• DATA LINES:

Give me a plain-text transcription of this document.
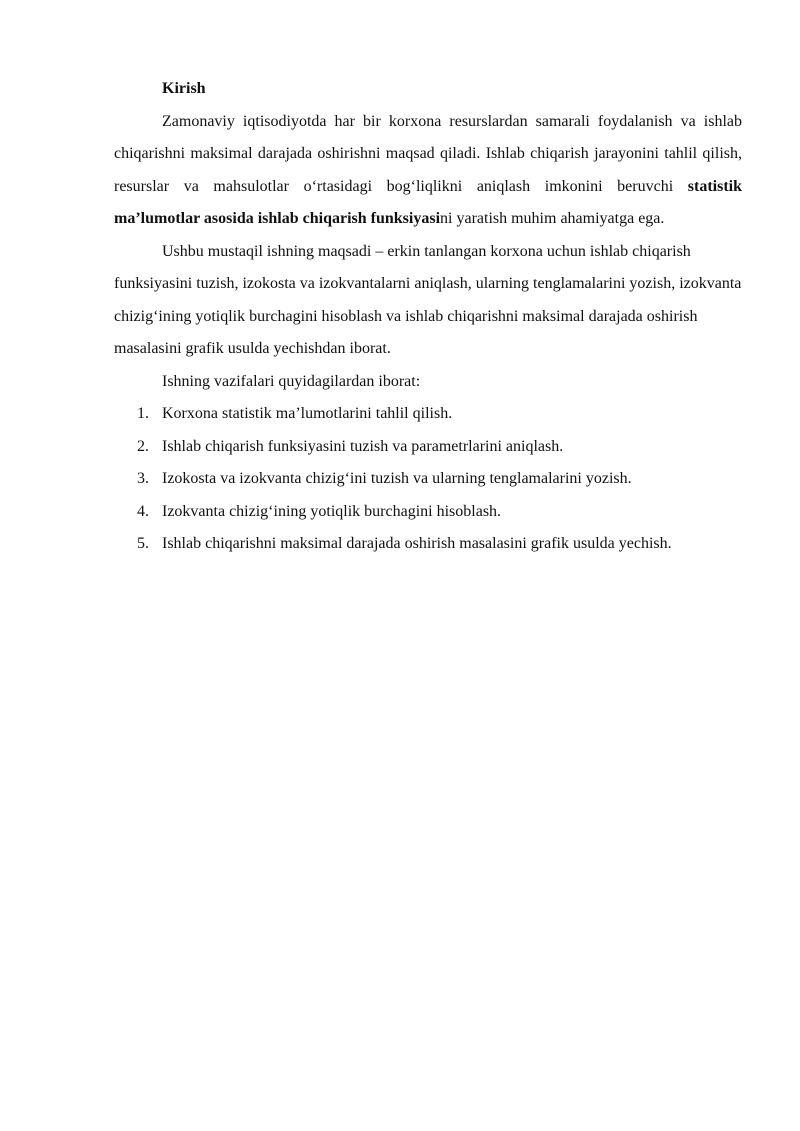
Kirish

Zamonaviy iqtisodiyotda har bir korxona resurslardan samarali foydalanish va ishlab chiqarishni maksimal darajada oshirishni maqsad qiladi. Ishlab chiqarish jarayonini tahlil qilish, resurslar va mahsulotlar o‘rtasidagi bog‘liqlikni aniqlash imkonini beruvchi statistik ma’lumotlar asosida ishlab chiqarish funksiyasini yaratish muhim ahamiyatga ega.

Ushbu mustaqil ishning maqsadi – erkin tanlangan korxona uchun ishlab chiqarish funksiyasini tuzish, izokosta va izokvantalarni aniqlash, ularning tenglamalarini yozish, izokvanta chizig‘ining yotiqlik burchagini hisoblash va ishlab chiqarishni maksimal darajada oshirish masalasini grafik usulda yechishdan iborat.

Ishning vazifalari quyidagilardan iborat:

1. Korxona statistik ma’lumotlarini tahlil qilish.
2. Ishlab chiqarish funksiyasini tuzish va parametrlarini aniqlash.
3. Izokosta va izokvanta chizig‘ini tuzish va ularning tenglamalarini yozish.
4. Izokvanta chizig‘ining yotiqlik burchagini hisoblash.
5. Ishlab chiqarishni maksimal darajada oshirish masalasini grafik usulda yechish.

• REQUIRED TASK:
Copy each line above precisely, dropping the pictures.

• EXERCISE OUTPUT:
Give me a plain-text transcription of this document.
Kirish

Zamonaviy iqtisodiyotda har bir korxona resurslardan samarali foydalanish va ishlab chiqarishni maksimal darajada oshirishni maqsad qiladi. Ishlab chiqarish jarayonini tahlil qilish, resurslar va mahsulotlar o‘rtasidagi bog‘liqlikni aniqlash imkonini beruvchi statistik ma’lumotlar asosida ishlab chiqarish funksiyasini yaratish muhim ahamiyatga ega.

Ushbu mustaqil ishning maqsadi – erkin tanlangan korxona uchun ishlab chiqarish funksiyasini tuzish, izokosta va izokvantalarni aniqlash, ularning tenglamalarini yozish, izokvanta chizig‘ining yotiqlik burchagini hisoblash va ishlab chiqarishni maksimal darajada oshirish masalasini grafik usulda yechishdan iborat.

Ishning vazifalari quyidagilardan iborat:

1. Korxona statistik ma’lumotlarini tahlil qilish.
2. Ishlab chiqarish funksiyasini tuzish va parametrlarini aniqlash.
3. Izokosta va izokvanta chizig‘ini tuzish va ularning tenglamalarini yozish.
4. Izokvanta chizig‘ining yotiqlik burchagini hisoblash.
5. Ishlab chiqarishni maksimal darajada oshirish masalasini grafik usulda yechish.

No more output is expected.